- [Goal] Omit the pictures, then write out every entry exactly as it reads.

★ ★ ★

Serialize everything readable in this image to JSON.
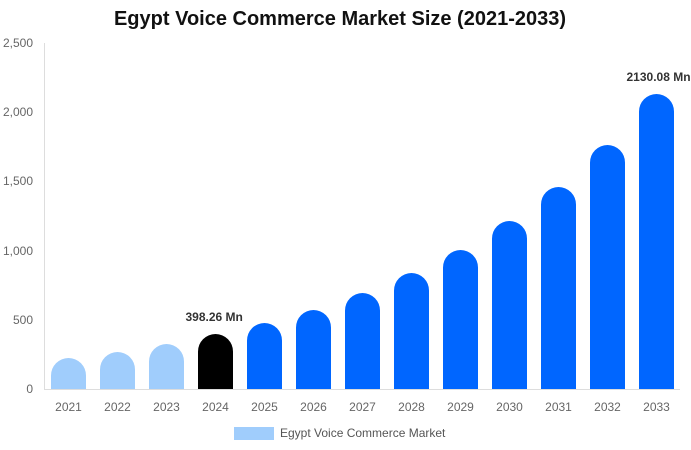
{
  "chart_data": {
    "type": "bar",
    "title": "Egypt Voice Commerce Market Size (2021-2033)",
    "xlabel": "",
    "ylabel": "",
    "ylim": [
      0,
      2500
    ],
    "yticks": [
      0,
      500,
      1000,
      1500,
      2000,
      2500
    ],
    "ytick_labels": [
      "0",
      "500",
      "1,000",
      "1,500",
      "2,000",
      "2,500"
    ],
    "grid": false,
    "legend_position": "bottom",
    "categories": [
      "2021",
      "2022",
      "2023",
      "2024",
      "2025",
      "2026",
      "2027",
      "2028",
      "2029",
      "2030",
      "2031",
      "2032",
      "2033"
    ],
    "series": [
      {
        "name": "Egypt Voice Commerce Market",
        "values": [
          224,
          268,
          325,
          398.26,
          477,
          571,
          694,
          839,
          1005,
          1214,
          1460,
          1763,
          2130.08
        ]
      }
    ],
    "bar_colors": [
      "#a0cdfc",
      "#a0cdfc",
      "#a0cdfc",
      "#000000",
      "#0066ff",
      "#0066ff",
      "#0066ff",
      "#0066ff",
      "#0066ff",
      "#0066ff",
      "#0066ff",
      "#0066ff",
      "#0066ff"
    ],
    "annotations": [
      {
        "category": "2024",
        "text": "398.26 Mn"
      },
      {
        "category": "2033",
        "text": "2130.08 Mn"
      }
    ],
    "unit": "Mn"
  },
  "colors": {
    "historical": "#a0cdfc",
    "base_year": "#000000",
    "forecast": "#0066ff"
  },
  "legend": {
    "label": "Egypt Voice Commerce Market",
    "swatch_color": "#a0cdfc"
  }
}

★ ★ ★

- [Task response]
Serialize everything readable in this image to JSON.
{
  "chart_data": {
    "type": "bar",
    "title": "Egypt Voice Commerce Market Size (2021-2033)",
    "xlabel": "",
    "ylabel": "",
    "ylim": [
      0,
      2500
    ],
    "yticks": [
      0,
      500,
      1000,
      1500,
      2000,
      2500
    ],
    "ytick_labels": [
      "0",
      "500",
      "1,000",
      "1,500",
      "2,000",
      "2,500"
    ],
    "grid": false,
    "legend_position": "bottom",
    "categories": [
      "2021",
      "2022",
      "2023",
      "2024",
      "2025",
      "2026",
      "2027",
      "2028",
      "2029",
      "2030",
      "2031",
      "2032",
      "2033"
    ],
    "series": [
      {
        "name": "Egypt Voice Commerce Market",
        "values": [
          224,
          268,
          325,
          398.26,
          477,
          571,
          694,
          839,
          1005,
          1214,
          1460,
          1763,
          2130.08
        ]
      }
    ],
    "bar_colors": [
      "#a0cdfc",
      "#a0cdfc",
      "#a0cdfc",
      "#000000",
      "#0066ff",
      "#0066ff",
      "#0066ff",
      "#0066ff",
      "#0066ff",
      "#0066ff",
      "#0066ff",
      "#0066ff",
      "#0066ff"
    ],
    "annotations": [
      {
        "category": "2024",
        "text": "398.26 Mn"
      },
      {
        "category": "2033",
        "text": "2130.08 Mn"
      }
    ],
    "unit": "Mn"
  },
  "colors": {
    "historical": "#a0cdfc",
    "base_year": "#000000",
    "forecast": "#0066ff"
  },
  "legend": {
    "label": "Egypt Voice Commerce Market",
    "swatch_color": "#a0cdfc"
  }
}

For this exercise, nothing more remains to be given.